## INPUT MATERIAL

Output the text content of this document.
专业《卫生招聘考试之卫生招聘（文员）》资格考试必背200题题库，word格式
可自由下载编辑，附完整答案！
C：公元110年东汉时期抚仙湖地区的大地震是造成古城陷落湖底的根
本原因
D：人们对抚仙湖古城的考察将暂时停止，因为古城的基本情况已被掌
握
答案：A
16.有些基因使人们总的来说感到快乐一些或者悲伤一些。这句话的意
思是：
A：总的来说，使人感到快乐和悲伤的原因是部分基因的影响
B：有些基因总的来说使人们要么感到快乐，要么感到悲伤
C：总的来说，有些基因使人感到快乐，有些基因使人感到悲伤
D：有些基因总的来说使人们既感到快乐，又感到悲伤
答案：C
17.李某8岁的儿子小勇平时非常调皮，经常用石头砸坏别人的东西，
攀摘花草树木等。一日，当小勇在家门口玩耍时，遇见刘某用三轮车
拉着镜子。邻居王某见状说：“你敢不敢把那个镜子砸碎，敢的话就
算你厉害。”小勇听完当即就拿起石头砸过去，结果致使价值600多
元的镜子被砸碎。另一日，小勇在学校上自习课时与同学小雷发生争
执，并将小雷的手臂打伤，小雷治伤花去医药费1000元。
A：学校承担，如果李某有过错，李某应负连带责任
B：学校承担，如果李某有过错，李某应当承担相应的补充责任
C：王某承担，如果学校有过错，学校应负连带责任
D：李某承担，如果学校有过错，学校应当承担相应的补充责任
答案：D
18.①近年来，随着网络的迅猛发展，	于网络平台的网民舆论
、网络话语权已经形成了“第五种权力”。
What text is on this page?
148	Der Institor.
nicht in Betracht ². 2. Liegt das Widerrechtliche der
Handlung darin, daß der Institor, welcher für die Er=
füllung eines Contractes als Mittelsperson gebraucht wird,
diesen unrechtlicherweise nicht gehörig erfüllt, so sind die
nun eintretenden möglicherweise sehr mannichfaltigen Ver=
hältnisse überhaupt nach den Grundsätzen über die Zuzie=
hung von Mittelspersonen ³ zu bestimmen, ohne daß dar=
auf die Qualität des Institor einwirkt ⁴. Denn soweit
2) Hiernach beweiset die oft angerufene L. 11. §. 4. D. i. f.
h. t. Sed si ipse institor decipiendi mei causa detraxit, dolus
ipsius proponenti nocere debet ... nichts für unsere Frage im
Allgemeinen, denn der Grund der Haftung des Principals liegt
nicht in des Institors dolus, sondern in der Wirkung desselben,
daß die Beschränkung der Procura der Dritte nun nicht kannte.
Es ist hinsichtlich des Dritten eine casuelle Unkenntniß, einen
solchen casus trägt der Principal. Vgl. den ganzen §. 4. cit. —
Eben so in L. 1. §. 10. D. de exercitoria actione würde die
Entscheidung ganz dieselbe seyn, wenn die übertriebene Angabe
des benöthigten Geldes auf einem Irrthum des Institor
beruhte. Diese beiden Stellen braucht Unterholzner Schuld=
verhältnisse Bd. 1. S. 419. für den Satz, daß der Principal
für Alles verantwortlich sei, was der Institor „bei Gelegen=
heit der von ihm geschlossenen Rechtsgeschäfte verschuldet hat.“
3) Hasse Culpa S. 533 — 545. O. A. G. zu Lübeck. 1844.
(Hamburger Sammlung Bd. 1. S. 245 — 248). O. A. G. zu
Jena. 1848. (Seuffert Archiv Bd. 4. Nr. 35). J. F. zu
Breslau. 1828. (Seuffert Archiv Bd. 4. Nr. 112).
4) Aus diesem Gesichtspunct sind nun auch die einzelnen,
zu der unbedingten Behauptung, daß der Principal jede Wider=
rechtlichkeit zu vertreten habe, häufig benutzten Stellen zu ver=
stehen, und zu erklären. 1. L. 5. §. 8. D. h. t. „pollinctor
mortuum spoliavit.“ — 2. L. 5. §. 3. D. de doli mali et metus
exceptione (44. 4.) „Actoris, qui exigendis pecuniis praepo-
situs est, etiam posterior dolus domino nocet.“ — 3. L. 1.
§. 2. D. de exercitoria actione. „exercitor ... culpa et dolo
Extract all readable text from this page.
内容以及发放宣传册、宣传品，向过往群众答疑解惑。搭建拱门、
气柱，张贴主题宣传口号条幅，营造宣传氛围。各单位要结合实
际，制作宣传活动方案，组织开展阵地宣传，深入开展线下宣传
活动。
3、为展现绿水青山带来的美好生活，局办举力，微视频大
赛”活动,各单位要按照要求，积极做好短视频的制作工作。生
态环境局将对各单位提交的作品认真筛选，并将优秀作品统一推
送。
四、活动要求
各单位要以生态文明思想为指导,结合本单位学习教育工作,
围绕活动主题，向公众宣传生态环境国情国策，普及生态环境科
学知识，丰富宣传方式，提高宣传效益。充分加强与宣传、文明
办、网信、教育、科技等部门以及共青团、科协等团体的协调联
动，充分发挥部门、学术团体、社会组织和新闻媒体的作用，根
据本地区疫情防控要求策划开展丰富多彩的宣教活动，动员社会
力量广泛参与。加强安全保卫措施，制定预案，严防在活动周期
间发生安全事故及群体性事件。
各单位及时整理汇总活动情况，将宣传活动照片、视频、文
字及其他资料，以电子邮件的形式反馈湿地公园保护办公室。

## DIRECTIVE
Please repeat all the records above exactly as they appear.

## ANSWER TO THIS TASK
Output the text content of this document.
专业《卫生招聘考试之卫生招聘（文员）》资格考试必背200题题库，word格式
可自由下载编辑，附完整答案！
C：公元110年东汉时期抚仙湖地区的大地震是造成古城陷落湖底的根
本原因
D：人们对抚仙湖古城的考察将暂时停止，因为古城的基本情况已被掌
握
答案：A
16.有些基因使人们总的来说感到快乐一些或者悲伤一些。这句话的意
思是：
A：总的来说，使人感到快乐和悲伤的原因是部分基因的影响
B：有些基因总的来说使人们要么感到快乐，要么感到悲伤
C：总的来说，有些基因使人感到快乐，有些基因使人感到悲伤
D：有些基因总的来说使人们既感到快乐，又感到悲伤
答案：C
17.李某8岁的儿子小勇平时非常调皮，经常用石头砸坏别人的东西，
攀摘花草树木等。一日，当小勇在家门口玩耍时，遇见刘某用三轮车
拉着镜子。邻居王某见状说：“你敢不敢把那个镜子砸碎，敢的话就
算你厉害。”小勇听完当即就拿起石头砸过去，结果致使价值600多
元的镜子被砸碎。另一日，小勇在学校上自习课时与同学小雷发生争
执，并将小雷的手臂打伤，小雷治伤花去医药费1000元。
A：学校承担，如果李某有过错，李某应负连带责任
B：学校承担，如果李某有过错，李某应当承担相应的补充责任
C：王某承担，如果学校有过错，学校应负连带责任
D：李某承担，如果学校有过错，学校应当承担相应的补充责任
答案：D
18.①近年来，随着网络的迅猛发展，	于网络平台的网民舆论
、网络话语权已经形成了“第五种权力”。
What text is on this page?
148	Der Institor.
nicht in Betracht ². 2. Liegt das Widerrechtliche der
Handlung darin, daß der Institor, welcher für die Er=
füllung eines Contractes als Mittelsperson gebraucht wird,
diesen unrechtlicherweise nicht gehörig erfüllt, so sind die
nun eintretenden möglicherweise sehr mannichfaltigen Ver=
hältnisse überhaupt nach den Grundsätzen über die Zuzie=
hung von Mittelspersonen ³ zu bestimmen, ohne daß dar=
auf die Qualität des Institor einwirkt ⁴. Denn soweit
2) Hiernach beweiset die oft angerufene L. 11. §. 4. D. i. f.
h. t. Sed si ipse institor decipiendi mei causa detraxit, dolus
ipsius proponenti nocere debet ... nichts für unsere Frage im
Allgemeinen, denn der Grund der Haftung des Principals liegt
nicht in des Institors dolus, sondern in der Wirkung desselben,
daß die Beschränkung der Procura der Dritte nun nicht kannte.
Es ist hinsichtlich des Dritten eine casuelle Unkenntniß, einen
solchen casus trägt der Principal. Vgl. den ganzen §. 4. cit. —
Eben so in L. 1. §. 10. D. de exercitoria actione würde die
Entscheidung ganz dieselbe seyn, wenn die übertriebene Angabe
des benöthigten Geldes auf einem Irrthum des Institor
beruhte. Diese beiden Stellen braucht Unterholzner Schuld=
verhältnisse Bd. 1. S. 419. für den Satz, daß der Principal
für Alles verantwortlich sei, was der Institor „bei Gelegen=
heit der von ihm geschlossenen Rechtsgeschäfte verschuldet hat.“
3) Hasse Culpa S. 533 — 545. O. A. G. zu Lübeck. 1844.
(Hamburger Sammlung Bd. 1. S. 245 — 248). O. A. G. zu
Jena. 1848. (Seuffert Archiv Bd. 4. Nr. 35). J. F. zu
Breslau. 1828. (Seuffert Archiv Bd. 4. Nr. 112).
4) Aus diesem Gesichtspunct sind nun auch die einzelnen,
zu der unbedingten Behauptung, daß der Principal jede Wider=
rechtlichkeit zu vertreten habe, häufig benutzten Stellen zu ver=
stehen, und zu erklären. 1. L. 5. §. 8. D. h. t. „pollinctor
mortuum spoliavit.“ — 2. L. 5. §. 3. D. de doli mali et metus
exceptione (44. 4.) „Actoris, qui exigendis pecuniis praepo-
situs est, etiam posterior dolus domino nocet.“ — 3. L. 1.
§. 2. D. de exercitoria actione. „exercitor ... culpa et dolo
Extract all readable text from this page.
内容以及发放宣传册、宣传品，向过往群众答疑解惑。搭建拱门、
气柱，张贴主题宣传口号条幅，营造宣传氛围。各单位要结合实
际，制作宣传活动方案，组织开展阵地宣传，深入开展线下宣传
活动。
3、为展现绿水青山带来的美好生活，局办举力，微视频大
赛”活动,各单位要按照要求，积极做好短视频的制作工作。生
态环境局将对各单位提交的作品认真筛选，并将优秀作品统一推
送。
四、活动要求
各单位要以生态文明思想为指导,结合本单位学习教育工作,
围绕活动主题，向公众宣传生态环境国情国策，普及生态环境科
学知识，丰富宣传方式，提高宣传效益。充分加强与宣传、文明
办、网信、教育、科技等部门以及共青团、科协等团体的协调联
动，充分发挥部门、学术团体、社会组织和新闻媒体的作用，根
据本地区疫情防控要求策划开展丰富多彩的宣教活动，动员社会
力量广泛参与。加强安全保卫措施，制定预案，严防在活动周期
间发生安全事故及群体性事件。
各单位及时整理汇总活动情况，将宣传活动照片、视频、文
字及其他资料，以电子邮件的形式反馈湿地公园保护办公室。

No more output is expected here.